#### WRITTEN EXERCISE
Copy the lines holding the word "Team", all of them.

#### RECORDS TO PROCESS
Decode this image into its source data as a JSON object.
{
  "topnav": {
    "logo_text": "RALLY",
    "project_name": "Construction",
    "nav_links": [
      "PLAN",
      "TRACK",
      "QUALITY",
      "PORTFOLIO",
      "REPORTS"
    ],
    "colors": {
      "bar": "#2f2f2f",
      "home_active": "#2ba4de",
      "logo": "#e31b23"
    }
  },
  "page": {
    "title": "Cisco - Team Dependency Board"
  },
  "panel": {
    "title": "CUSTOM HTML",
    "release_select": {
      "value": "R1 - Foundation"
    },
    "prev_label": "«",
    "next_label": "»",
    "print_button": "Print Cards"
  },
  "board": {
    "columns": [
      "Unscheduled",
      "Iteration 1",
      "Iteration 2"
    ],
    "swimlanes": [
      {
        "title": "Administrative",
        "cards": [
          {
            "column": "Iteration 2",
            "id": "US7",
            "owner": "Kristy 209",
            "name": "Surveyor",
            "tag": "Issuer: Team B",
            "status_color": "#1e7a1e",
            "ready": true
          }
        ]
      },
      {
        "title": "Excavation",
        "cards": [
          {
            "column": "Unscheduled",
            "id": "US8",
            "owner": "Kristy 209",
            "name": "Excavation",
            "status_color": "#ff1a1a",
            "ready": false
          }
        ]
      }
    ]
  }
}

#### SOLVED PROBLEM
    "title": "Cisco - Team Dependency Board"
            "tag": "Issuer: Team B",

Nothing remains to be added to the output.